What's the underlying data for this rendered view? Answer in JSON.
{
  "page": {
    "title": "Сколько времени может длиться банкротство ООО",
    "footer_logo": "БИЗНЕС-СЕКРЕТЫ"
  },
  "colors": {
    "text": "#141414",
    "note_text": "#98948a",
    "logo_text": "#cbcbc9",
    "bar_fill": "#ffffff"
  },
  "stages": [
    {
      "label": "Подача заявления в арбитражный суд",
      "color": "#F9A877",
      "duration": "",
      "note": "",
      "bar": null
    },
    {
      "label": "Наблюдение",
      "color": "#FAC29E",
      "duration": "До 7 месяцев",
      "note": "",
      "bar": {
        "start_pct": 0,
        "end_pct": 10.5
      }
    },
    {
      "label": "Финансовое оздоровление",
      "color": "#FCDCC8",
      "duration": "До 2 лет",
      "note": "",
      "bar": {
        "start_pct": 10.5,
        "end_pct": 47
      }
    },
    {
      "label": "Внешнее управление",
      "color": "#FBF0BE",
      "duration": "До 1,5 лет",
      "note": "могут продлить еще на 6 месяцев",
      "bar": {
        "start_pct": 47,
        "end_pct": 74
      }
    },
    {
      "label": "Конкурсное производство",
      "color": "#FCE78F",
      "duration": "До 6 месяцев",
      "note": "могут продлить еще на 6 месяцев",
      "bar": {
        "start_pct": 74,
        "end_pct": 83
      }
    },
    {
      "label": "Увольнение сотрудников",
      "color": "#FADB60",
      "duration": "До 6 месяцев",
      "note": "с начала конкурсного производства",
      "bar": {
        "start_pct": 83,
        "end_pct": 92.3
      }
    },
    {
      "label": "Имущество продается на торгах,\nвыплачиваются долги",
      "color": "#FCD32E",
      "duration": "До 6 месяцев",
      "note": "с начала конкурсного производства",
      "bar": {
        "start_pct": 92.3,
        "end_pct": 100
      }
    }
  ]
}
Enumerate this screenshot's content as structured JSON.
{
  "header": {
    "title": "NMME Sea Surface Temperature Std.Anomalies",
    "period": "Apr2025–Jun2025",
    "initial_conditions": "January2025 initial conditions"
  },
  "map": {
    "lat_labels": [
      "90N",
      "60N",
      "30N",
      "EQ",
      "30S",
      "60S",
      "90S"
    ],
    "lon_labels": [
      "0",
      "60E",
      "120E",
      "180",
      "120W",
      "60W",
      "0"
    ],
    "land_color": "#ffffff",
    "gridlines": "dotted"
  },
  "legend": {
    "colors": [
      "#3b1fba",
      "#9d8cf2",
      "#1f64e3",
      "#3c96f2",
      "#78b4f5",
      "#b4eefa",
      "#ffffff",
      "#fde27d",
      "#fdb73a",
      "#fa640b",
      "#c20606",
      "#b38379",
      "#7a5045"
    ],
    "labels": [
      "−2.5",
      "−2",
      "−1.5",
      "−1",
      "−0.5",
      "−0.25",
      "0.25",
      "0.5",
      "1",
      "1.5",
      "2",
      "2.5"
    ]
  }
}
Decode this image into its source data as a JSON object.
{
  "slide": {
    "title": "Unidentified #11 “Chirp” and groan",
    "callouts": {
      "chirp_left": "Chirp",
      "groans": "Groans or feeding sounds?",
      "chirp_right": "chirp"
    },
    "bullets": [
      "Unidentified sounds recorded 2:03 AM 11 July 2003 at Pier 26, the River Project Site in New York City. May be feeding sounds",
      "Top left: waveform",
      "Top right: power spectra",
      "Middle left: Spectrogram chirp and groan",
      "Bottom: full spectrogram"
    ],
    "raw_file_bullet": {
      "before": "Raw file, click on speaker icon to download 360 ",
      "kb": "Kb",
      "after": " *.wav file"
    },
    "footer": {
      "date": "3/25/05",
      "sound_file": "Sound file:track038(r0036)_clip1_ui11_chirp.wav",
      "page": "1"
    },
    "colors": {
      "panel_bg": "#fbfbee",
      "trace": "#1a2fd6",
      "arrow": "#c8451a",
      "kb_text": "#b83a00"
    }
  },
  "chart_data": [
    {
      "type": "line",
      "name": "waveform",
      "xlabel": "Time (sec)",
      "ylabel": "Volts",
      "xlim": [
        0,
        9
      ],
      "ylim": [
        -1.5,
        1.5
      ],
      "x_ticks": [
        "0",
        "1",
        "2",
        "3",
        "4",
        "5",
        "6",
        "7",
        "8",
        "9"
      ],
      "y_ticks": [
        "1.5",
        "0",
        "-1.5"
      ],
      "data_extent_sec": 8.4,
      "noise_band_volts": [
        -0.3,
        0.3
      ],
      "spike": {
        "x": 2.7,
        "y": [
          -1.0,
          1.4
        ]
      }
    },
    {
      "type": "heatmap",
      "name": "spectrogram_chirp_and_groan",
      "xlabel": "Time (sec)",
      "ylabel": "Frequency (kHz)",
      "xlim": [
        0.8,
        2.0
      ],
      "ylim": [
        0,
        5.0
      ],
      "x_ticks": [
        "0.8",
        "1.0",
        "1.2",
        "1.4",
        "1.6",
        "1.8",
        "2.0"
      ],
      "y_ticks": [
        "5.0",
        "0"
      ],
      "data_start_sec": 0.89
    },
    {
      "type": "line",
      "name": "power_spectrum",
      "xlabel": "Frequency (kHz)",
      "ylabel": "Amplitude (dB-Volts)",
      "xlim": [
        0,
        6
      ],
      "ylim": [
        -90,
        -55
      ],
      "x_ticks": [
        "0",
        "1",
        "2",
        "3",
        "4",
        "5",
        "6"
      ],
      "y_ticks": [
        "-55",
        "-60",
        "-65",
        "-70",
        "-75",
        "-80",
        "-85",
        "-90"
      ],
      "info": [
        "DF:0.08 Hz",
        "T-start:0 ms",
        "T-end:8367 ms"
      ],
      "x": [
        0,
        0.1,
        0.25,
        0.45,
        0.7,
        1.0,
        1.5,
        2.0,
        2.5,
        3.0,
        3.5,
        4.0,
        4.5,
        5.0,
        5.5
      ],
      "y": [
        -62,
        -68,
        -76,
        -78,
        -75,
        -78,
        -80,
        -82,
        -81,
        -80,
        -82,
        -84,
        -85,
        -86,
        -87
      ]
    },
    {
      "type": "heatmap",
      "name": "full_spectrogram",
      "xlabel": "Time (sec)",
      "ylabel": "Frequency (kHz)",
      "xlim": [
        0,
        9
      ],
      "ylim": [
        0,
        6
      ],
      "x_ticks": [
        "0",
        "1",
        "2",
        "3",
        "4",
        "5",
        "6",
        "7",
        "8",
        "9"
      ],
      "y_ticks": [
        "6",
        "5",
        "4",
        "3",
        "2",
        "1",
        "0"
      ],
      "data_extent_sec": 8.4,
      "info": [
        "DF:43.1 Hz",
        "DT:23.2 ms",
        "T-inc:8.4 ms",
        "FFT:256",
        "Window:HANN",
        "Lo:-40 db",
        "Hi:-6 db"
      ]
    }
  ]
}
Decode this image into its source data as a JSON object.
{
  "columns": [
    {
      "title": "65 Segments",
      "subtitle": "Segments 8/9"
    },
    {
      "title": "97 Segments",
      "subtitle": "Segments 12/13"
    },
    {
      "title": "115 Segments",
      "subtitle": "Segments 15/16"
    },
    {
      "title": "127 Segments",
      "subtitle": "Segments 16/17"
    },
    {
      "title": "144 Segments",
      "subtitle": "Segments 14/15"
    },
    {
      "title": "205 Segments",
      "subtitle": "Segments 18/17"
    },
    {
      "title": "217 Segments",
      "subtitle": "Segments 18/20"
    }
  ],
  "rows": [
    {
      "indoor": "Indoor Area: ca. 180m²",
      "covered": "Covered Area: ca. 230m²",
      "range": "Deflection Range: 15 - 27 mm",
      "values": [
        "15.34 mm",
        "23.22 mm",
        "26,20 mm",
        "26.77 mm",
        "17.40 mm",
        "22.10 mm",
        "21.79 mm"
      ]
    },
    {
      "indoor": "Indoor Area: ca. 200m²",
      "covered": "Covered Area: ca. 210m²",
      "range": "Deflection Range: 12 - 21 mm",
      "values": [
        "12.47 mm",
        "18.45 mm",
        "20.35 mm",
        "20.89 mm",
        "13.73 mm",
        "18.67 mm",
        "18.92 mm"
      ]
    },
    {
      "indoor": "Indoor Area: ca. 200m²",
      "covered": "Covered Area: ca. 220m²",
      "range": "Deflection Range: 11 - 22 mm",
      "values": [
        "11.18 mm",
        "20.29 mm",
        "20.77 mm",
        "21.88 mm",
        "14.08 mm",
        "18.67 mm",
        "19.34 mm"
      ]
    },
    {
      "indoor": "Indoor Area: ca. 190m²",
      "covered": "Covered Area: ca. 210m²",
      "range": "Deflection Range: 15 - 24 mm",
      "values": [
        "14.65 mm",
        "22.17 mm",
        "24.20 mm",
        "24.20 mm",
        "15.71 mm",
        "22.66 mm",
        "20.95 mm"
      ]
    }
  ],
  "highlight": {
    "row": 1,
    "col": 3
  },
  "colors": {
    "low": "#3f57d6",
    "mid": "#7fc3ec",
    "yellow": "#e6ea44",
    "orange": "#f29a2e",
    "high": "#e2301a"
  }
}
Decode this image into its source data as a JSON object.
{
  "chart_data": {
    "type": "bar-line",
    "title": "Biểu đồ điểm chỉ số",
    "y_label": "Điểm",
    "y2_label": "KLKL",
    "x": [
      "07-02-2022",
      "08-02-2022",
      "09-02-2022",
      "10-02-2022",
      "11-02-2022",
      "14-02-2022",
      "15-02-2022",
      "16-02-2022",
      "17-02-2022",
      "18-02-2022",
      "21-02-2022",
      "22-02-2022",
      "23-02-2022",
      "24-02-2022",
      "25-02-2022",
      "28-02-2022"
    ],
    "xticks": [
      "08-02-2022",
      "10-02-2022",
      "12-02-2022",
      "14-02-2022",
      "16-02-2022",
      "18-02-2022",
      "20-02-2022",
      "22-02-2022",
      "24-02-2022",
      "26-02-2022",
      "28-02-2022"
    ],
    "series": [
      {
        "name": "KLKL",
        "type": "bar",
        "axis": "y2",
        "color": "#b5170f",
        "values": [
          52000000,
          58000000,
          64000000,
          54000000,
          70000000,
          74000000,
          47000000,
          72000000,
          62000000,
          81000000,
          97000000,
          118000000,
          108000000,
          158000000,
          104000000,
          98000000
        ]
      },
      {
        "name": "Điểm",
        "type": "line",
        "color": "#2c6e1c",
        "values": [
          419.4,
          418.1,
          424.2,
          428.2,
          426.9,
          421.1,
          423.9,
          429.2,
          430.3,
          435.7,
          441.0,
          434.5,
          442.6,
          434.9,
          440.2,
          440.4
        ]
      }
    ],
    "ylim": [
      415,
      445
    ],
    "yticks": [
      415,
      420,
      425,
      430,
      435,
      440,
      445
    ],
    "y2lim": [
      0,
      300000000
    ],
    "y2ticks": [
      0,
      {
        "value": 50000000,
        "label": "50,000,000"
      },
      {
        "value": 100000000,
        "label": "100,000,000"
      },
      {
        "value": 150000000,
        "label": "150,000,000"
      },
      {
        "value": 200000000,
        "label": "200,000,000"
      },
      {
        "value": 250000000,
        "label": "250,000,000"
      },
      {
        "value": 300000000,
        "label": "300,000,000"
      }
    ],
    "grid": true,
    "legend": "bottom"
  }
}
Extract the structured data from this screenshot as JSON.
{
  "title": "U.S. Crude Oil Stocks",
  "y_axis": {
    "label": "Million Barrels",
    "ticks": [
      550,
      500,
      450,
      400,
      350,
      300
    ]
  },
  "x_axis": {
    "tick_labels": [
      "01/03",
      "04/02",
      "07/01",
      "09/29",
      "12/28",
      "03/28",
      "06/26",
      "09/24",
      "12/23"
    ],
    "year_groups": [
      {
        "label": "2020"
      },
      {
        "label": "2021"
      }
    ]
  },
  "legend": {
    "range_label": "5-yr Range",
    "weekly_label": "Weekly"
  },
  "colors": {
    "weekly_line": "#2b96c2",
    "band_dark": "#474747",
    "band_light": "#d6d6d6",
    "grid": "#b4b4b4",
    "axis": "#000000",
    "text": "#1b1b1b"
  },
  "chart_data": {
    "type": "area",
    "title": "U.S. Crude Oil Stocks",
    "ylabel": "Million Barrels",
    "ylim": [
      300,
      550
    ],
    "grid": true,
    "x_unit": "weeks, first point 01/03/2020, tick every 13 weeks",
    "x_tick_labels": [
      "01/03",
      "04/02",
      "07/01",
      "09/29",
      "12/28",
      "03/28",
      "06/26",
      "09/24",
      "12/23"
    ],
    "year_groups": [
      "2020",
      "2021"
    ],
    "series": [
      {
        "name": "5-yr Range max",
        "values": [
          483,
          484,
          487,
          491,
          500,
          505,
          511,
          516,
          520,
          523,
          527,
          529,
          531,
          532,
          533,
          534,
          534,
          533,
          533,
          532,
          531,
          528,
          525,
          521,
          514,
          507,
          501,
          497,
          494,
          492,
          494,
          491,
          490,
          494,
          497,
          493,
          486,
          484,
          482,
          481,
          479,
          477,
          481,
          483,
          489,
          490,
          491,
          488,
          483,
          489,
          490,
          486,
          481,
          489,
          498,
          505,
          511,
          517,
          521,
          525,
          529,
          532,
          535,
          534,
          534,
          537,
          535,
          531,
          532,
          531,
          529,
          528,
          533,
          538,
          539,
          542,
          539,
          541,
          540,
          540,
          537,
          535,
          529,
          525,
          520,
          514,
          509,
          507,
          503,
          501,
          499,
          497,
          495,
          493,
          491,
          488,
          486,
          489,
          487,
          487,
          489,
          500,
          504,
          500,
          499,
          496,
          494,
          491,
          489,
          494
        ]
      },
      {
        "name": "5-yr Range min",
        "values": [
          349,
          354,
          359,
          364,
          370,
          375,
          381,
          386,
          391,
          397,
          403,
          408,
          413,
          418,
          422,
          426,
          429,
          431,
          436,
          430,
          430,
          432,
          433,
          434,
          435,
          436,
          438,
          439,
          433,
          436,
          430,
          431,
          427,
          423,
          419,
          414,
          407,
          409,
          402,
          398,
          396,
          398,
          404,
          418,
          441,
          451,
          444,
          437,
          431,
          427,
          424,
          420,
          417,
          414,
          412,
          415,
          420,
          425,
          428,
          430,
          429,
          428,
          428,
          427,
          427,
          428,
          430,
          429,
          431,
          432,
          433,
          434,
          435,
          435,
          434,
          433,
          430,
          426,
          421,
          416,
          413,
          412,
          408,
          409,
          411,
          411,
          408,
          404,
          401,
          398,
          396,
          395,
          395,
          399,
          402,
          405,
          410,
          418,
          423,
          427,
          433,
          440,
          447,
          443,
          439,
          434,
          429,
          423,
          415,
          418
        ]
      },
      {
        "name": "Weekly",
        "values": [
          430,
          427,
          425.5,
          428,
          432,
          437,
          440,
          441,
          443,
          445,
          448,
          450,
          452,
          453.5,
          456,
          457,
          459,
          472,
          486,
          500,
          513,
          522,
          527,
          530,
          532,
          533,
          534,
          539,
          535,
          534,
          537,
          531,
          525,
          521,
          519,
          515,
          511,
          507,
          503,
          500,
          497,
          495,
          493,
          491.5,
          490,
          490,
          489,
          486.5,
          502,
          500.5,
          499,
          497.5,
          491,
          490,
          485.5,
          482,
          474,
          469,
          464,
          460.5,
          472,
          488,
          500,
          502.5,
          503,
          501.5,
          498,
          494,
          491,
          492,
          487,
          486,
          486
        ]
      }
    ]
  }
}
━━━━━━━━━━━━━━━━
Look through the material above. Copy each line where the word "Crude" appears.

• **TASK ANSWER**
  "title": "U.S. Crude Oil Stocks",
    "title": "U.S. Crude Oil Stocks",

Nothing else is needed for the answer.